** START OF Data in this exercise **

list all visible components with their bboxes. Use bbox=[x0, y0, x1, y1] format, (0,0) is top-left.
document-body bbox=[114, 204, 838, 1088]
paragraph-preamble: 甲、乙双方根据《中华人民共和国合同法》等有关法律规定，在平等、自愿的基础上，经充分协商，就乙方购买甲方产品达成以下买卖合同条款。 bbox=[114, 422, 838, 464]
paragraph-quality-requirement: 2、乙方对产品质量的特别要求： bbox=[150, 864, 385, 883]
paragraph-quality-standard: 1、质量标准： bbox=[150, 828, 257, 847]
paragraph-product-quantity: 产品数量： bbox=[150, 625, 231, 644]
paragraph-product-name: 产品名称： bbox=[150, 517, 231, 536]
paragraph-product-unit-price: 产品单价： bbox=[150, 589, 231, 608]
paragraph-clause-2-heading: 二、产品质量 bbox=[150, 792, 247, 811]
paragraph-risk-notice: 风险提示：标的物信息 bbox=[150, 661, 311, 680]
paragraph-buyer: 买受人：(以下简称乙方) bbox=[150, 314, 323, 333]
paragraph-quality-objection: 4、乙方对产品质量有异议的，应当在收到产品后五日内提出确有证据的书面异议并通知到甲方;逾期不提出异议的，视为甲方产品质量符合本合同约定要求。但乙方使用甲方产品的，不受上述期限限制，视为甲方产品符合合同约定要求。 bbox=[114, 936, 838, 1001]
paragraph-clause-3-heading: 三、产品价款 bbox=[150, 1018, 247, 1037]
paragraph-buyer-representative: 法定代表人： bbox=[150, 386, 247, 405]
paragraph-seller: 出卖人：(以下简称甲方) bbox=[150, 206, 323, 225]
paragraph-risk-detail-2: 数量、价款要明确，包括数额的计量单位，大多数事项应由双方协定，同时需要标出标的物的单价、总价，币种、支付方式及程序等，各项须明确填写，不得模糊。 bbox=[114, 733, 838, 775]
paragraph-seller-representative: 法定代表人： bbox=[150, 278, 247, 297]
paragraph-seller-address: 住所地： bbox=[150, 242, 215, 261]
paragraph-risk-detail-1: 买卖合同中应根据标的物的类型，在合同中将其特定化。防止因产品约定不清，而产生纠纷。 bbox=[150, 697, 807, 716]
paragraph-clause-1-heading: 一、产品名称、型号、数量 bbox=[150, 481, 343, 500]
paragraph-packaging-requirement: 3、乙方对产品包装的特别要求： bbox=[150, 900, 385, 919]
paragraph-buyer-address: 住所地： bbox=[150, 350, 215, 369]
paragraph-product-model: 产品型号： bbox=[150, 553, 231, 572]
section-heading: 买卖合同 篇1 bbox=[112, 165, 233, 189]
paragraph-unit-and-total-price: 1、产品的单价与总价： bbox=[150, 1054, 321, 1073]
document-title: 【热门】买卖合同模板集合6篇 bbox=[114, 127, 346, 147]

** END OF Data in this exercise **

Do this
Substitute "负责人" for "法定代表人" everywhere it occurs in the entries above, and reproduce all of their lines with no other changes.

Task result
list all visible components with their bboxes. Use bbox=[x0, y0, x1, y1] format, (0,0) is top-left.
document-body bbox=[114, 204, 838, 1088]
paragraph-preamble: 甲、乙双方根据《中华人民共和国合同法》等有关法律规定，在平等、自愿的基础上，经充分协商，就乙方购买甲方产品达成以下买卖合同条款。 bbox=[114, 422, 838, 464]
paragraph-quality-requirement: 2、乙方对产品质量的特别要求： bbox=[150, 864, 385, 883]
paragraph-quality-standard: 1、质量标准： bbox=[150, 828, 257, 847]
paragraph-product-quantity: 产品数量： bbox=[150, 625, 231, 644]
paragraph-product-name: 产品名称： bbox=[150, 517, 231, 536]
paragraph-product-unit-price: 产品单价： bbox=[150, 589, 231, 608]
paragraph-clause-2-heading: 二、产品质量 bbox=[150, 792, 247, 811]
paragraph-risk-notice: 风险提示：标的物信息 bbox=[150, 661, 311, 680]
paragraph-buyer: 买受人：(以下简称乙方) bbox=[150, 314, 323, 333]
paragraph-quality-objection: 4、乙方对产品质量有异议的，应当在收到产品后五日内提出确有证据的书面异议并通知到甲方;逾期不提出异议的，视为甲方产品质量符合本合同约定要求。但乙方使用甲方产品的，不受上述期限限制，视为甲方产品符合合同约定要求。 bbox=[114, 936, 838, 1001]
paragraph-clause-3-heading: 三、产品价款 bbox=[150, 1018, 247, 1037]
paragraph-buyer-representative: 负责人： bbox=[150, 386, 247, 405]
paragraph-seller: 出卖人：(以下简称甲方) bbox=[150, 206, 323, 225]
paragraph-risk-detail-2: 数量、价款要明确，包括数额的计量单位，大多数事项应由双方协定，同时需要标出标的物的单价、总价，币种、支付方式及程序等，各项须明确填写，不得模糊。 bbox=[114, 733, 838, 775]
paragraph-seller-representative: 负责人： bbox=[150, 278, 247, 297]
paragraph-seller-address: 住所地： bbox=[150, 242, 215, 261]
paragraph-risk-detail-1: 买卖合同中应根据标的物的类型，在合同中将其特定化。防止因产品约定不清，而产生纠纷。 bbox=[150, 697, 807, 716]
paragraph-clause-1-heading: 一、产品名称、型号、数量 bbox=[150, 481, 343, 500]
paragraph-packaging-requirement: 3、乙方对产品包装的特别要求： bbox=[150, 900, 385, 919]
paragraph-buyer-address: 住所地： bbox=[150, 350, 215, 369]
paragraph-product-model: 产品型号： bbox=[150, 553, 231, 572]
section-heading: 买卖合同 篇1 bbox=[112, 165, 233, 189]
paragraph-unit-and-total-price: 1、产品的单价与总价： bbox=[150, 1054, 321, 1073]
document-title: 【热门】买卖合同模板集合6篇 bbox=[114, 127, 346, 147]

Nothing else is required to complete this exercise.